Bsharah v. US

Decision Date25 August 1994
Docket Number91-CM-1194.,No. 91-CM-1192,91-CM-1192
Citation646 A.2d 993
PartiesEvelyn L. BSHARAH and Gid L. White, Appellants, v. UNITED STATES, Appellee.
CourtD.C. Court of Appeals

Gerson Simon, appointed by the court, for appellant Bsharah.

Mary E. Mullin, Law Student, with whom Michael A. Rotker, Law Student, and Peter H. Meyers, Supervising Atty., were on the supplemental brief, for appellant White. Janell M. Wolfe, appointed by the court, was on the original brief for appellant White.

Douglas F. Gansler, Asst. U.S. Atty., for appellee. Jay B. Stephens, U.S. Atty. at the time the original brief was filed, J. Ramsey Johnson, U.S. Atty. at the time the supplemental brief was filed, and John R. Fisher, Thomas J. Tourish, Jr., Elizabeth Trosman, Lynn C. Leibovitz, and Renate D. Staley, Asst. U.S. Attys., were on the briefs for appellee. Bernadette C. Sargeant, Asst. U.S. Atty., also entered an appearance for appellee.

Before TERRY, SCHWELB, and SULLIVAN, Associate Judges.

TERRY, Associate Judge:

Appellants, husband and wife, were each convicted of carrying a pistol without a license,1 possession of an unregistered firearm,2 and possession of unregistered ammunition.3 They contend on appeal that appellant White's possession of a handgun on a crowded subway train, without more, was insufficient to "create probable cause to arrest a person for carrying an unregistered firearm," that appellant Bsharah's statement that she had a gun (which was then seized) was obtained in violation of her constitutional rights, and that the trial court therefore erred in denying their motions to suppress the guns that were seized from them. They also maintain that the court erred in refusing to give two requested instructions. We affirm.

I

Officer James Burks of the Washington Metropolitan Area Transit Authority ("Metro") Police Department was on patrol at the Federal Triangle subway station in downtown Washington when he received a radio report concerning a man with a gun on a subway train. The report said that the man was traveling in the next-to-last car on an Orange Line train4 that had just left the Farragut West station, headed east toward the Metro Center station. The dispatcher described the suspect as a man with receding hair pulled back in a ponytail, wearing khaki pants and a blue shirt and accompanied by a woman and child.

A minute or two later, when an Orange Line train pulled into the Federal Triangle station (the next one down the line from Metro Center), Officer Burks immediately saw appellant White through the window of the train. He matched the broadcast description and was standing in the next-to-last car alongside a woman and a young boy.5 The officer also saw the butt of a gun protruding from White's left rear pants pocket. Officer Burks drew his own gun from its holster, entered the train as soon as the doors opened, and asked White to accompany him off the train. As White stepped onto the platform, Officer Burks put his gun back in its holster and removed a loaded .22 caliber revolver from White's pocket. White appeared surprised and told Officer Burks that he was licensed to carry the gun. The woman and the boy followed the two men from the train. The woman, appellant Bsharah, said that she and her husband were gun dealers from Virginia and had permits to carry firearms. When Burks asked Bsharah whether she was also armed, she answered "Yes" and said she was carrying a gun in her front pants pocket. Officer Burks then removed from Bsharah's pocket a loaded .25 caliber semi-automatic pistol. While in the subway station, Officer Burks made several telephone calls to determine whether appellants were licensed to carry firearms in the District of Columbia.6 After learning that they were not, Burks placed them both under arrest.

Provided data

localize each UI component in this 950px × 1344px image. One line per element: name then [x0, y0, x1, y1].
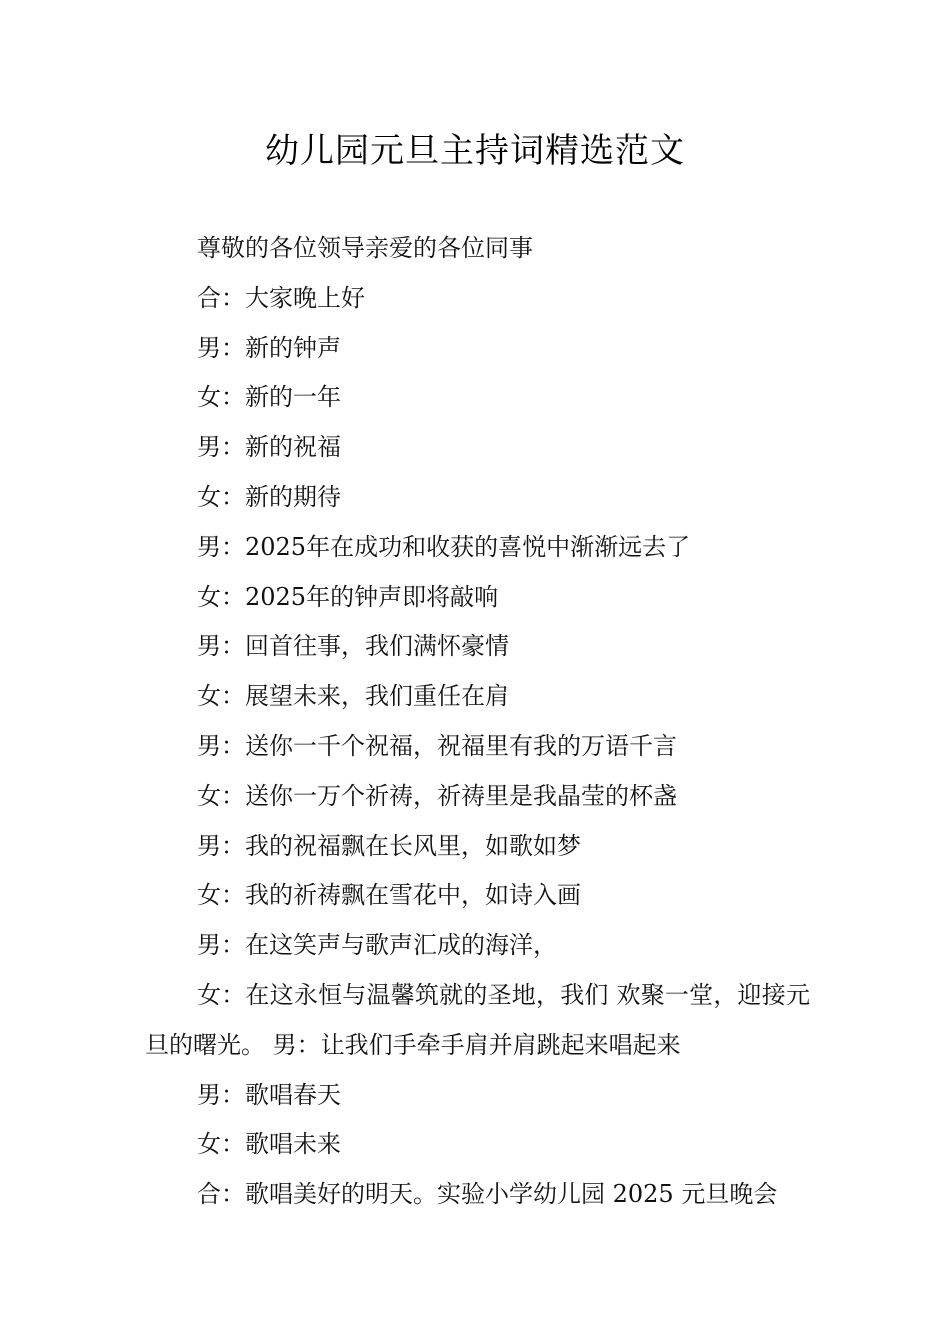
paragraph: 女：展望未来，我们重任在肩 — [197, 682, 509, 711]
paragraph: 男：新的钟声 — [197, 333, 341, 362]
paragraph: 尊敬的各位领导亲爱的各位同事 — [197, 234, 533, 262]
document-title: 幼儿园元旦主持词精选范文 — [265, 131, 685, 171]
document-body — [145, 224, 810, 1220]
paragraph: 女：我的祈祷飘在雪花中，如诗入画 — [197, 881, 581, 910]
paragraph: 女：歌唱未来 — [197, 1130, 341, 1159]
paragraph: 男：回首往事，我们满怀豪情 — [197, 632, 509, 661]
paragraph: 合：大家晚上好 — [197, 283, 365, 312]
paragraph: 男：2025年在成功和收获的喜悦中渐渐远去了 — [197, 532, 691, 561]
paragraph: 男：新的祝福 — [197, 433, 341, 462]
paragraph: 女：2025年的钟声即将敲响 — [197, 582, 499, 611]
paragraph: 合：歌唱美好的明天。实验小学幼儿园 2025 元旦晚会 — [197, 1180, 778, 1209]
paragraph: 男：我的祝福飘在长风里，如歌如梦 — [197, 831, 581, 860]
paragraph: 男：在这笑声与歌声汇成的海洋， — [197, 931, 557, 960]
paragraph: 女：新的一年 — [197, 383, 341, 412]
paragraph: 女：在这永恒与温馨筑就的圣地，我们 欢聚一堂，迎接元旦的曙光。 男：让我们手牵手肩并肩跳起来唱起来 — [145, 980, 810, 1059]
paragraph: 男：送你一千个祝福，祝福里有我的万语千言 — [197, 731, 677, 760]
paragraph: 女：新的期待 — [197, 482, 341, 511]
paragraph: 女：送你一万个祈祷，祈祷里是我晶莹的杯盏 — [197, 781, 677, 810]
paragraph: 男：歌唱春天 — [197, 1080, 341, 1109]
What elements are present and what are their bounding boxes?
--
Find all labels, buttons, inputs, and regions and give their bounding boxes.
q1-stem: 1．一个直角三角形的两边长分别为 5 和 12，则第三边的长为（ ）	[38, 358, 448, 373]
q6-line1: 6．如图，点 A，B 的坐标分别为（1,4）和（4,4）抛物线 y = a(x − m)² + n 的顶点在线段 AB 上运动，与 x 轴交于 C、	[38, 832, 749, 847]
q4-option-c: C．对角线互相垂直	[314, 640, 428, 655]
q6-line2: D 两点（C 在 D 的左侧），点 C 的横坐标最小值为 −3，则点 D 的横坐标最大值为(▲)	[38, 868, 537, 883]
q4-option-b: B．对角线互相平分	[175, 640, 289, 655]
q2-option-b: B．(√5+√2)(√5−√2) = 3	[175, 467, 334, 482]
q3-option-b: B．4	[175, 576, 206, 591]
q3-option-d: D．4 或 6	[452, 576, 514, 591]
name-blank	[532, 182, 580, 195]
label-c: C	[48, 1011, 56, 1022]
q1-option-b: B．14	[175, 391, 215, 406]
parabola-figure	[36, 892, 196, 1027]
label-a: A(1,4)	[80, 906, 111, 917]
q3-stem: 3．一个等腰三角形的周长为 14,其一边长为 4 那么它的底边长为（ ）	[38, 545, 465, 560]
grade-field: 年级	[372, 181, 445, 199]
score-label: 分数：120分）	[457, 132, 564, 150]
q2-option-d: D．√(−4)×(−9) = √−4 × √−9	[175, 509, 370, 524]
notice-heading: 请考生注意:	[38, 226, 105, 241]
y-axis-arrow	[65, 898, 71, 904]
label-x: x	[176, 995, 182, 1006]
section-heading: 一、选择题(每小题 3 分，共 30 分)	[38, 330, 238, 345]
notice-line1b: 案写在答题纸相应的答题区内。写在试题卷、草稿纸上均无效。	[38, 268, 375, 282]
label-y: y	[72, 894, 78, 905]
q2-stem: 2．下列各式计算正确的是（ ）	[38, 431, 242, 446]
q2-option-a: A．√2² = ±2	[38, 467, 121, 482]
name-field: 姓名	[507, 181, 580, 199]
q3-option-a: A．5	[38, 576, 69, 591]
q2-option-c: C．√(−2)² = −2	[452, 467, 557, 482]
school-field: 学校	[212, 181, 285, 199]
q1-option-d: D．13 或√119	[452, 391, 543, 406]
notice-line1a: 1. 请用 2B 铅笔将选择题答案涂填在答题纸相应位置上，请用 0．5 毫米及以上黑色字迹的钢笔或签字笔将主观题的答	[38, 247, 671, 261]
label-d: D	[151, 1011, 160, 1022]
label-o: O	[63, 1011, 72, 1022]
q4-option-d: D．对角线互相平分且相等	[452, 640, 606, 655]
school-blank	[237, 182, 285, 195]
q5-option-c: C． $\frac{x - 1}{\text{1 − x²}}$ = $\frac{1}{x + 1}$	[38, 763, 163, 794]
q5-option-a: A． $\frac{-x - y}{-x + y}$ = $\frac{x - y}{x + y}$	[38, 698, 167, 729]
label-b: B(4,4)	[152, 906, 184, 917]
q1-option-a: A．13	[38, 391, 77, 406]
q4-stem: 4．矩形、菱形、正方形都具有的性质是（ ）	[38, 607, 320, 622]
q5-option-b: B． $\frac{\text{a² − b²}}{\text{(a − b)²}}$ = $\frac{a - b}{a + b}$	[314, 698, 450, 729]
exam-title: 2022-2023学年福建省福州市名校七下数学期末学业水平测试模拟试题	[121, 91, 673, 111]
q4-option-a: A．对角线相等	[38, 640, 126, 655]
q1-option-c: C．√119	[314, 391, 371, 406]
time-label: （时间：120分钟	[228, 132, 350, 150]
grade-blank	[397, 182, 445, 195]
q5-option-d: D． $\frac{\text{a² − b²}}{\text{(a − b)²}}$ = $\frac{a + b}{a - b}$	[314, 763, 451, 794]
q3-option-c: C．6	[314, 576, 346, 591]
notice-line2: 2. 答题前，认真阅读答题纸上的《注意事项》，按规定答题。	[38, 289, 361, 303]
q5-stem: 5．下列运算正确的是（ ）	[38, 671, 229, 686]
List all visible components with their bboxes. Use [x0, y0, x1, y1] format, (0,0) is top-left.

Task statement
Can you extend the court opinion above on the Metro gun arrests, picking up right after its last sentence?

Result of the task
White and his family were residents of Fredericksburg, Virginia, about fifty miles south of Washington, who had come to the city for the day. He testified that he and his wife and son had traveled from the Virginia Square subway station in Arlington, Virginia, into the District of Columbia to visit the Smithsonian Institution and the National Zoo. White said that just before boarding the train, he realized that he had his gun with him, so he asked the station manager at Virginia Square whether it was safe to leave weapons locked in the trunk of his car in the Metro parking lot next to the station. He identified himself to the station manager as a gun dealer licensed by both the state and federal governments and said that he had a permit to carry the weapon.7 The station manager advised him that the parking lot was "not a good place to leave things," that it was not regularly patrolled, and that he himself would not leave anything there, but he added that it was lawful for White to take his handgun into the District of Columbia. Although his wife recommended against it, White decided to keep his gun with him, and he and his wife boarded the subway train with their guns in their pockets.

Bsharah's testimony, both at the pre-trial suppression hearing and at trial, was substantially the same as her husband's.

After hearing the testimony of Officer Burks and both appellants, the court denied appellant's motions to suppress the guns that had been seized from them and certain statements they had made at the time of their arrest. Resolving a factual dispute in the evidence,8 the court said that "when the officer saw Mr. White on the train and he met the broadcast description, I find that he also was able to see the gun . . . ." As to Bsharah, the court held that she had been lawfully subjected to a Terry stop,9 that "the questions that were asked of her were proper investigative questions because they came after the gun had been found on Mr. White," that she had "volunteered" the statement "that she and her husband were gun dealers and had licenses to carry their weapons," and that her statement "was made in response to the gun being found on her husband . . . ."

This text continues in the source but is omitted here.